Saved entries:
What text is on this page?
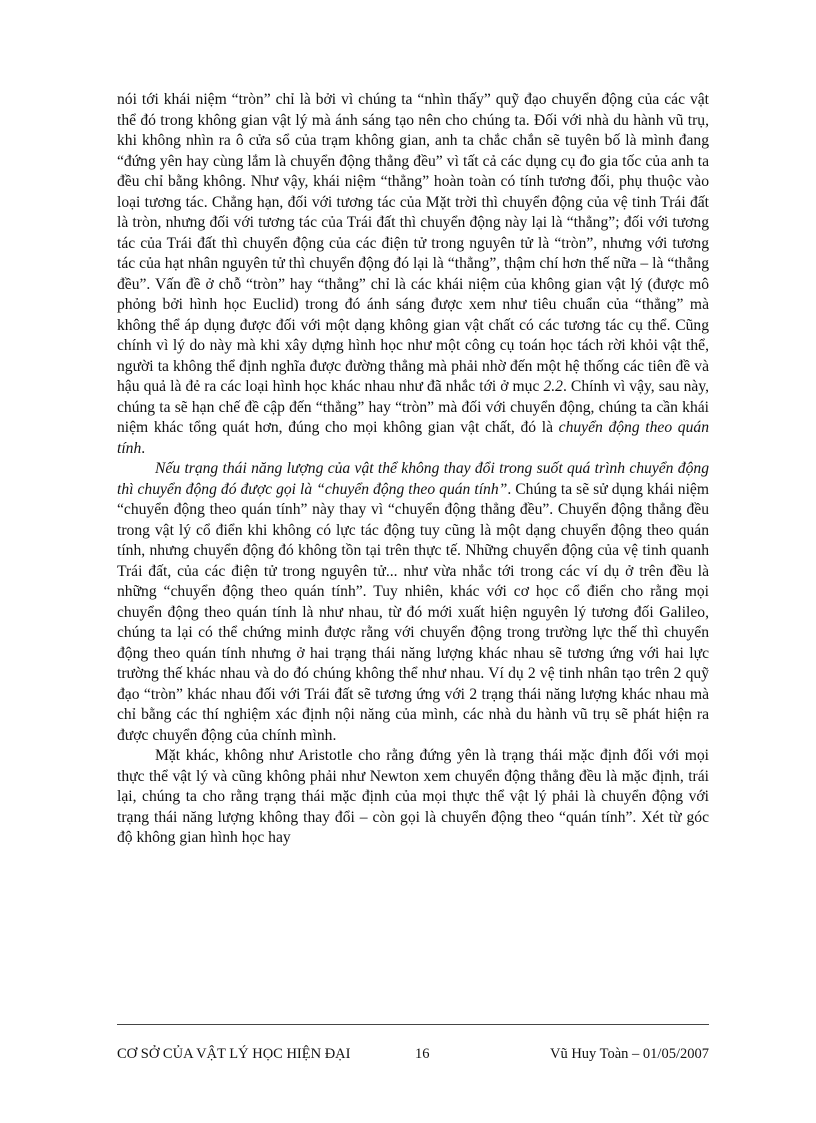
nói tới khái niệm “tròn” chỉ là bởi vì chúng ta “nhìn thấy” quỹ đạo chuyển động của các vật thể đó trong không gian vật lý mà ánh sáng tạo nên cho chúng ta. Đối với nhà du hành vũ trụ, khi không nhìn ra ô cửa sổ của trạm không gian, anh ta chắc chắn sẽ tuyên bố là mình đang “đứng yên hay cùng lắm là chuyển động thẳng đều” vì tất cả các dụng cụ đo gia tốc của anh ta đều chỉ bằng không. Như vậy, khái niệm “thẳng” hoàn toàn có tính tương đối, phụ thuộc vào loại tương tác. Chẳng hạn, đối với tương tác của Mặt trời thì chuyển động của vệ tinh Trái đất là tròn, nhưng đối với tương tác của Trái đất thì chuyển động này lại là “thẳng”; đối với tương tác của Trái đất thì chuyển động của các điện tử trong nguyên tử là “tròn”, nhưng với tương tác của hạt nhân nguyên tử thì chuyển động đó lại là “thẳng”, thậm chí hơn thế nữa – là “thẳng đều”. Vấn đề ở chỗ “tròn” hay “thẳng” chỉ là các khái niệm của không gian vật lý (được mô phỏng bởi hình học Euclid) trong đó ánh sáng được xem như tiêu chuẩn của “thẳng” mà không thể áp dụng được đối với một dạng không gian vật chất có các tương tác cụ thể. Cũng chính vì lý do này mà khi xây dựng hình học như một công cụ toán học tách rời khỏi vật thể, người ta không thể định nghĩa được đường thẳng mà phải nhờ đến một hệ thống các tiên đề và hậu quả là đẻ ra các loại hình học khác nhau như đã nhắc tới ở mục 2.2. Chính vì vậy, sau này, chúng ta sẽ hạn chế đề cập đến “thẳng” hay “tròn” mà đối với chuyển động, chúng ta cần khái niệm khác tổng quát hơn, đúng cho mọi không gian vật chất, đó là chuyển động theo quán tính.

Nếu trạng thái năng lượng của vật thể không thay đổi trong suốt quá trình chuyển động thì chuyển động đó được gọi là “chuyển động theo quán tính”. Chúng ta sẽ sử dụng khái niệm “chuyển động theo quán tính” này thay vì “chuyển động thẳng đều”. Chuyển động thẳng đều trong vật lý cổ điển khi không có lực tác động tuy cũng là một dạng chuyển động theo quán tính, nhưng chuyển động đó không tồn tại trên thực tế. Những chuyển động của vệ tinh quanh Trái đất, của các điện tử trong nguyên tử... như vừa nhắc tới trong các ví dụ ở trên đều là những “chuyển động theo quán tính”. Tuy nhiên, khác với cơ học cổ điển cho rằng mọi chuyển động theo quán tính là như nhau, từ đó mới xuất hiện nguyên lý tương đối Galileo, chúng ta lại có thể chứng minh được rằng với chuyển động trong trường lực thế thì chuyển động theo quán tính nhưng ở hai trạng thái năng lượng khác nhau sẽ tương ứng với hai lực trường thế khác nhau và do đó chúng không thể như nhau. Ví dụ 2 vệ tinh nhân tạo trên 2 quỹ đạo “tròn” khác nhau đối với Trái đất sẽ tương ứng với 2 trạng thái năng lượng khác nhau mà chỉ bằng các thí nghiệm xác định nội năng của mình, các nhà du hành vũ trụ sẽ phát hiện ra được chuyển động của chính mình.

Mặt khác, không như Aristotle cho rằng đứng yên là trạng thái mặc định đối với mọi thực thể vật lý và cũng không phải như Newton xem chuyển động thẳng đều là mặc định, trái lại, chúng ta cho rằng trạng thái mặc định của mọi thực thể vật lý phải là chuyển động với trạng thái năng lượng không thay đổi – còn gọi là chuyển động theo “quán tính”. Xét từ góc độ không gian hình học hay

CƠ SỞ CỦA VẬT LÝ HỌC HIỆN ĐẠI	16	Vũ Huy Toàn – 01/05/2007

#### [Directions]
Report each line in the preceding entries that holds the string "rằng".

#### [Task answer]
Nếu trạng thái năng lượng của vật thể không thay đổi trong suốt quá trình chuyển động thì chuyển động đó được gọi là “chuyển động theo quán tính”. Chúng ta sẽ sử dụng khái niệm “chuyển động theo quán tính” này thay vì “chuyển động thẳng đều”. Chuyển động thẳng đều trong vật lý cổ điển khi không có lực tác động tuy cũng là một dạng chuyển động theo quán tính, nhưng chuyển động đó không tồn tại trên thực tế. Những chuyển động của vệ tinh quanh Trái đất, của các điện tử trong nguyên tử... như vừa nhắc tới trong các ví dụ ở trên đều là những “chuyển động theo quán tính”. Tuy nhiên, khác với cơ học cổ điển cho rằng mọi chuyển động theo quán tính là như nhau, từ đó mới xuất hiện nguyên lý tương đối Galileo, chúng ta lại có thể chứng minh được rằng với chuyển động trong trường lực thế thì chuyển động theo quán tính nhưng ở hai trạng thái năng lượng khác nhau sẽ tương ứng với hai lực trường thế khác nhau và do đó chúng không thể như nhau. Ví dụ 2 vệ tinh nhân tạo trên 2 quỹ đạo “tròn” khác nhau đối với Trái đất sẽ tương ứng với 2 trạng thái năng lượng khác nhau mà chỉ bằng các thí nghiệm xác định nội năng của mình, các nhà du hành vũ trụ sẽ phát hiện ra được chuyển động của chính mình.
Mặt khác, không như Aristotle cho rằng đứng yên là trạng thái mặc định đối với mọi thực thể vật lý và cũng không phải như Newton xem chuyển động thẳng đều là mặc định, trái lại, chúng ta cho rằng trạng thái mặc định của mọi thực thể vật lý phải là chuyển động với trạng thái năng lượng không thay đổi – còn gọi là chuyển động theo “quán tính”. Xét từ góc độ không gian hình học hay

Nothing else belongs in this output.